**EXERCISE GOAL**
Count how many lines contain the word "Contents". Please give only the number.

**SUPPLIED RECORDS**
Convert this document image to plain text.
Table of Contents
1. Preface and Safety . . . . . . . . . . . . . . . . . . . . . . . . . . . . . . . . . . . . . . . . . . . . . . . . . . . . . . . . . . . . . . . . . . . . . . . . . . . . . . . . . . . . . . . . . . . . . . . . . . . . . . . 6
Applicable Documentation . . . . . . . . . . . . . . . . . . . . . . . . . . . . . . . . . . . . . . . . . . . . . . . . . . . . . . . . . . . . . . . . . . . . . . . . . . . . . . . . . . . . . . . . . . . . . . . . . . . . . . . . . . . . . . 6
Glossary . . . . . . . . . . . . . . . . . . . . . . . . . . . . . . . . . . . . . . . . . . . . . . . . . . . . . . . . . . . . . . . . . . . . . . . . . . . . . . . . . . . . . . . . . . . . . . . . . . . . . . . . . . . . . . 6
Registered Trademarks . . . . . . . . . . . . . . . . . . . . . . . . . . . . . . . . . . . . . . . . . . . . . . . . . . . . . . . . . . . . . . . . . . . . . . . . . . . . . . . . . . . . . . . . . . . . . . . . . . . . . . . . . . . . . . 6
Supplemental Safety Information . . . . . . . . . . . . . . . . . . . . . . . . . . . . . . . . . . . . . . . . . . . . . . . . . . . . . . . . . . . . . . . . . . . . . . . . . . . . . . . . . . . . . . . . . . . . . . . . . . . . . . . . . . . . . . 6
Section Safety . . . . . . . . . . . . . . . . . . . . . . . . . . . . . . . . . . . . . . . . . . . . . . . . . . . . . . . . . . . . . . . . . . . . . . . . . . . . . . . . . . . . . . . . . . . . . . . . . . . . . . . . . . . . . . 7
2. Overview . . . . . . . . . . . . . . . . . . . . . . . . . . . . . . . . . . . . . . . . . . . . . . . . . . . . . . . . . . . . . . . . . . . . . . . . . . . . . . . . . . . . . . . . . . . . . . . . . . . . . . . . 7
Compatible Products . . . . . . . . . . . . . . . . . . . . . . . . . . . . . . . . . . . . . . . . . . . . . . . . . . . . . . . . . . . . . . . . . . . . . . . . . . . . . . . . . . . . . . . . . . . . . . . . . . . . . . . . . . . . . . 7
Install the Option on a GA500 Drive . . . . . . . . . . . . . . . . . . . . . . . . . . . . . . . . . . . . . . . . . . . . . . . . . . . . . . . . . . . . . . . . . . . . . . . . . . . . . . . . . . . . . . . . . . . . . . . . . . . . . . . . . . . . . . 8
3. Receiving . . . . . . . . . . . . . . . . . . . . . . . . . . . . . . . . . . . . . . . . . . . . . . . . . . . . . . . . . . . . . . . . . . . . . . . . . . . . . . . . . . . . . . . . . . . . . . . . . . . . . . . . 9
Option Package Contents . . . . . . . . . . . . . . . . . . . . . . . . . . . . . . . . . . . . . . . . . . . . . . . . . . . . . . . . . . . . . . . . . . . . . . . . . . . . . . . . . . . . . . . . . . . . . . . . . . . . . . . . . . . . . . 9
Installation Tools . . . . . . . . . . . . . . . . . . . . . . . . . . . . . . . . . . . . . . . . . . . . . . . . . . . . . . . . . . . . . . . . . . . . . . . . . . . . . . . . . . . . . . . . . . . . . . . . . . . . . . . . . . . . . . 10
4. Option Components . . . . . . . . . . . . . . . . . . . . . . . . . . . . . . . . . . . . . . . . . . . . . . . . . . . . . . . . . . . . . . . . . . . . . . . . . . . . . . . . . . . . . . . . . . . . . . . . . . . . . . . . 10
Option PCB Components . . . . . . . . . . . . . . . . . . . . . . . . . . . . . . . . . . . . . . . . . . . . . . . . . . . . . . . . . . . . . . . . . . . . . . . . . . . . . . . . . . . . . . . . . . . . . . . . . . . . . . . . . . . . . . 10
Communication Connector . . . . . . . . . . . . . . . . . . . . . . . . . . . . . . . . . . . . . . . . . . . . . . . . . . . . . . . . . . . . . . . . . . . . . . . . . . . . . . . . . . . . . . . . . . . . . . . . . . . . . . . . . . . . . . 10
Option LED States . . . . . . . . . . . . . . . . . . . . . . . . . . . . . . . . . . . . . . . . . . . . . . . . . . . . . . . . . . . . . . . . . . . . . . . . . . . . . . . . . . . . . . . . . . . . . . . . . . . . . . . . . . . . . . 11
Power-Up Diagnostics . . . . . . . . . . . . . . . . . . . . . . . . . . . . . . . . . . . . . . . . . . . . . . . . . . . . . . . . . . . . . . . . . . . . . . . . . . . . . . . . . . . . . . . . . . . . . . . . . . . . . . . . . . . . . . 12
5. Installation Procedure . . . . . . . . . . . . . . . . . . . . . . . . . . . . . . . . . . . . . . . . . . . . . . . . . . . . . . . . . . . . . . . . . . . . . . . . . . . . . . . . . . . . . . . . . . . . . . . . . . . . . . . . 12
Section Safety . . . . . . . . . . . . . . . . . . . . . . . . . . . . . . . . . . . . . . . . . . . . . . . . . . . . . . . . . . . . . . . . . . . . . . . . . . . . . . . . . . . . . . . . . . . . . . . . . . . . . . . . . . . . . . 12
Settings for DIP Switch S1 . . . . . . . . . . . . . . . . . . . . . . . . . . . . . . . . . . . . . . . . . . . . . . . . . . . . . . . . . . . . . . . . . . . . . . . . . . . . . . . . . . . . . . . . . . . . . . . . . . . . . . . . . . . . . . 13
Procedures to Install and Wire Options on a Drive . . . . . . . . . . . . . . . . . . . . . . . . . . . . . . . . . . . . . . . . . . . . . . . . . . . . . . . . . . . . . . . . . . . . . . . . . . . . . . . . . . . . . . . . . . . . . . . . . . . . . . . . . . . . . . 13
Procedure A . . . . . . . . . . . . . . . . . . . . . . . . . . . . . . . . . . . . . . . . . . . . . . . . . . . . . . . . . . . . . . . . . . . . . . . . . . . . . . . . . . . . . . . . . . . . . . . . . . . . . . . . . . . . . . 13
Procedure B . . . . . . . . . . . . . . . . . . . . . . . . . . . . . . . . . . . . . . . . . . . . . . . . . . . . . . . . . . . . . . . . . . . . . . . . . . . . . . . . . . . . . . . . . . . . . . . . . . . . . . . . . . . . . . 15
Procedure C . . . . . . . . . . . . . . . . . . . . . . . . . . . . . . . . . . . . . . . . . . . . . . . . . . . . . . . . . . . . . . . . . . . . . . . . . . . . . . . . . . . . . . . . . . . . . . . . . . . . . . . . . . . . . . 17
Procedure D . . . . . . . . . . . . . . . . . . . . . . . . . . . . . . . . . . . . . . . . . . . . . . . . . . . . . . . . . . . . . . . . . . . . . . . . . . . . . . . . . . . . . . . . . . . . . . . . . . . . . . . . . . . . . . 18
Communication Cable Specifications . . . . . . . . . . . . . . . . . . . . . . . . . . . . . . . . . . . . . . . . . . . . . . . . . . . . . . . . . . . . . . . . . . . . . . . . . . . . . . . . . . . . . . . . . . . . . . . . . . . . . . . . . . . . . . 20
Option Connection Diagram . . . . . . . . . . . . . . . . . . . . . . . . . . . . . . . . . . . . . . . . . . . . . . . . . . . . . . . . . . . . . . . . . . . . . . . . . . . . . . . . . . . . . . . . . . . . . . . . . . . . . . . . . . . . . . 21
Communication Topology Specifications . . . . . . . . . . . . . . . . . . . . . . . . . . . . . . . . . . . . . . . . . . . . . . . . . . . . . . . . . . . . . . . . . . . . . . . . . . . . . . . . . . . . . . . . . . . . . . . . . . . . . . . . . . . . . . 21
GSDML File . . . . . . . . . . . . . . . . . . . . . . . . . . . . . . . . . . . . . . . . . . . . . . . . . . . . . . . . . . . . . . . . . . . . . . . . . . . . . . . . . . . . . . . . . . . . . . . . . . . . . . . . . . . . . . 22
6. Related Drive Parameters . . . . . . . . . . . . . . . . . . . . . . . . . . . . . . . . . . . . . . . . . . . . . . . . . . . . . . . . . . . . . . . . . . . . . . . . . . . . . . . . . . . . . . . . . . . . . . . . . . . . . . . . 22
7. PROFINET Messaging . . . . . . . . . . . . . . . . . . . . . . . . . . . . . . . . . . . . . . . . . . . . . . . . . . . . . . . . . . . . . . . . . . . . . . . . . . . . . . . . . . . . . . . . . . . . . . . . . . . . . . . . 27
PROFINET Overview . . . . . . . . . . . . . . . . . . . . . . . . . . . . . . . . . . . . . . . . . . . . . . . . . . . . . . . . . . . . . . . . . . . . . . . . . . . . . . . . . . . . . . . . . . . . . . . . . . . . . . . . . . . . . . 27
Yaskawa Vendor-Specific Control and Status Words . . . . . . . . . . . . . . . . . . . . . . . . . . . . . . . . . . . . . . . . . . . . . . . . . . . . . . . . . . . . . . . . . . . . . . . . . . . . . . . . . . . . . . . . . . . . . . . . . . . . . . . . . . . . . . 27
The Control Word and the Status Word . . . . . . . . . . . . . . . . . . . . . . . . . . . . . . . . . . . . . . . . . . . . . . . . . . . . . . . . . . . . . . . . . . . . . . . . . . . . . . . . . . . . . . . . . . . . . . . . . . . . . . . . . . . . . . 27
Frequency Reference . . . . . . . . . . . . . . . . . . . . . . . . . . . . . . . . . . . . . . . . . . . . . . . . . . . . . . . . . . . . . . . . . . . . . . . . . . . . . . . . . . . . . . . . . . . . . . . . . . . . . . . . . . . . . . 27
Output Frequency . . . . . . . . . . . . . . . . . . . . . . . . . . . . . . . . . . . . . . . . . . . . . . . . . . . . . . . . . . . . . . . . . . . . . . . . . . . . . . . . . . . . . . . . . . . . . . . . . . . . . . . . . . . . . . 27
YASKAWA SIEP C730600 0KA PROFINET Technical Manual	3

**ANSWER IN FULL**
2